[[ TEXT PROVIDED open ]]

Kihikihi had a population of 3,456 in the 2023 New Zealand census, an increase of 702 people (25.5%) since the 2018 census, and an increase of 1,047 people (43.5%) since the 2013 census. There were 1,698 males, 1,749 females, and 9 people of other genders in 1,212 dwellings. 2.9% of people identified as LGBTIQ+. The median age was 34.2 years (compared with 38.1 years nationally). There were 777 people (22.5%) aged under 15 years, 690 (20.0%) aged 15 to 29, 1,494 (43.2%) aged 30 to 64, and 498 (14.4%) aged 65 or older.

People could identify as more than one ethnicity. The results were 79.3% European (Pākehā); 30.1% Māori; 3.6% Pasifika; 5.2% Asian; 0.5% Middle Eastern, Latin American and African New Zealanders (MELAA); and 2.0% other, which includes people giving their ethnicity as "New Zealander". English was spoken by 95.8%, Māori by 6.9%, Samoan by 0.3%, and other languages by 6.9%. No language could be spoken by 2.9% (e.g. too young to talk). New Zealand Sign Language was known by 0.5%. The percentage of people born overseas was 15.4, compared with 28.8% nationally.

[[ TEXT PROVIDED closed ]]
[[ RECORD SET open ]]

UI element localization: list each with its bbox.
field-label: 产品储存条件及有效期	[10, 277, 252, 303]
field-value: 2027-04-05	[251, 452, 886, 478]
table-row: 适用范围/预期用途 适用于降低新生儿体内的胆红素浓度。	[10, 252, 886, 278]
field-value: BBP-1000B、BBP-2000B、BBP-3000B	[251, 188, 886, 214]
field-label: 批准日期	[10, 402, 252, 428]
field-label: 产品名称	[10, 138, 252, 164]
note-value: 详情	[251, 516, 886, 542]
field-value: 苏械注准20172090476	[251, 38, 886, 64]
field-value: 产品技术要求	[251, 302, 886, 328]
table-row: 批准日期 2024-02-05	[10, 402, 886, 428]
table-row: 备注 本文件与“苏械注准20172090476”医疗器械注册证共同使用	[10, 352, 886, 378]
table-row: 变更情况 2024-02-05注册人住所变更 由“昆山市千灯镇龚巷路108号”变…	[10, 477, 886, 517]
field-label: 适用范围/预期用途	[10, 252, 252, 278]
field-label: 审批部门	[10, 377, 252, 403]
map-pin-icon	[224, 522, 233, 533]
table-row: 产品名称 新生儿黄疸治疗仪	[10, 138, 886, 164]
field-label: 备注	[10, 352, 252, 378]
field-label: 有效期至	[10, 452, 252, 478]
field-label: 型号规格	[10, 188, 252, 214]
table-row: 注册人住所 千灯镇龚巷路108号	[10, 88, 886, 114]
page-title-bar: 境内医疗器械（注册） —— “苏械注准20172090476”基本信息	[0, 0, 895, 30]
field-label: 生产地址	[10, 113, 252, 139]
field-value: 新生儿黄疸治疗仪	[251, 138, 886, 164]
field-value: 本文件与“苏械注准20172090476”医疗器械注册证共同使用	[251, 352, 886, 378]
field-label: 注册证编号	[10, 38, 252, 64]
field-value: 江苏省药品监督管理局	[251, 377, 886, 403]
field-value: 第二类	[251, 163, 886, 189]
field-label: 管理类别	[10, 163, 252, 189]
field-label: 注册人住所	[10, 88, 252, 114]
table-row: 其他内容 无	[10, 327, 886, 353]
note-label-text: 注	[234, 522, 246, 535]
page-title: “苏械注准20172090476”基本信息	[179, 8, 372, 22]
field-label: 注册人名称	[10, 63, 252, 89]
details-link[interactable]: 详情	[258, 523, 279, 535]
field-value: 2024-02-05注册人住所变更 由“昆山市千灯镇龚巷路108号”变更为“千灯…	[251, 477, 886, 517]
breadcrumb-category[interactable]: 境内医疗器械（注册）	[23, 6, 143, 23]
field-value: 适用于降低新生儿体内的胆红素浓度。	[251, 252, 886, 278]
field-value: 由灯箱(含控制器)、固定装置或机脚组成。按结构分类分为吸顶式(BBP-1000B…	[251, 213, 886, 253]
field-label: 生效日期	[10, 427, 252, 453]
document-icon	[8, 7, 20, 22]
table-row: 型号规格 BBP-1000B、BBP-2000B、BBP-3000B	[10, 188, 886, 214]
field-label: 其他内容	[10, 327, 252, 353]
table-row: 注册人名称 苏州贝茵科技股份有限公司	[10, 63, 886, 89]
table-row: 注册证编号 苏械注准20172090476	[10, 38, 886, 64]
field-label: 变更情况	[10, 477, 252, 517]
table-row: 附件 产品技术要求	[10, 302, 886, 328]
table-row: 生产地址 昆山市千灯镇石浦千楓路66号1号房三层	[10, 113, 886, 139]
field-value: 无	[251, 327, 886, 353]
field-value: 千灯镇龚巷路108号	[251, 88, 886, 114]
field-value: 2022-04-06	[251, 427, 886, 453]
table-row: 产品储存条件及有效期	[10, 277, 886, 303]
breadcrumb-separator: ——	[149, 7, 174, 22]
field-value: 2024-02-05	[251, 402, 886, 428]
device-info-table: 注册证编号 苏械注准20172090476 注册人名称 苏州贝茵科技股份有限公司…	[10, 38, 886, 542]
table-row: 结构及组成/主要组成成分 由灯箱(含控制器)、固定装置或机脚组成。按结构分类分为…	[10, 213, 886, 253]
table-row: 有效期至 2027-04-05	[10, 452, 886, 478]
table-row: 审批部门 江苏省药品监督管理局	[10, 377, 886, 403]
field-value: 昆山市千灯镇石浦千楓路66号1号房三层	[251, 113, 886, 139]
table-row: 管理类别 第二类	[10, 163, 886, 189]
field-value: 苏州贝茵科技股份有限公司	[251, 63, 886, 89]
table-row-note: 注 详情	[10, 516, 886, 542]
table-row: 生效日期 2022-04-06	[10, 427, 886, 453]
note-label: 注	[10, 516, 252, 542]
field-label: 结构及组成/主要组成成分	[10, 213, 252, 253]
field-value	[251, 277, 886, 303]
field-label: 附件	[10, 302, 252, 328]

[[ RECORD SET closed ]]

- PROBLEM STATEMENT
Set down the passage on Kihikihi's census population between "People could identify" and "with 28.8% nationally.", inclusive, word for word. The records are not required for the task.

- ANSWER FOR THE TASK
People could identify as more than one ethnicity. The results were 79.3% European (Pākehā); 30.1% Māori; 3.6% Pasifika; 5.2% Asian; 0.5% Middle Eastern, Latin American and African New Zealanders (MELAA); and 2.0% other, which includes people giving their ethnicity as "New Zealander". English was spoken by 95.8%, Māori by 6.9%, Samoan by 0.3%, and other languages by 6.9%. No language could be spoken by 2.9% (e.g. too young to talk). New Zealand Sign Language was known by 0.5%. The percentage of people born overseas was 15.4, compared with 28.8% nationally.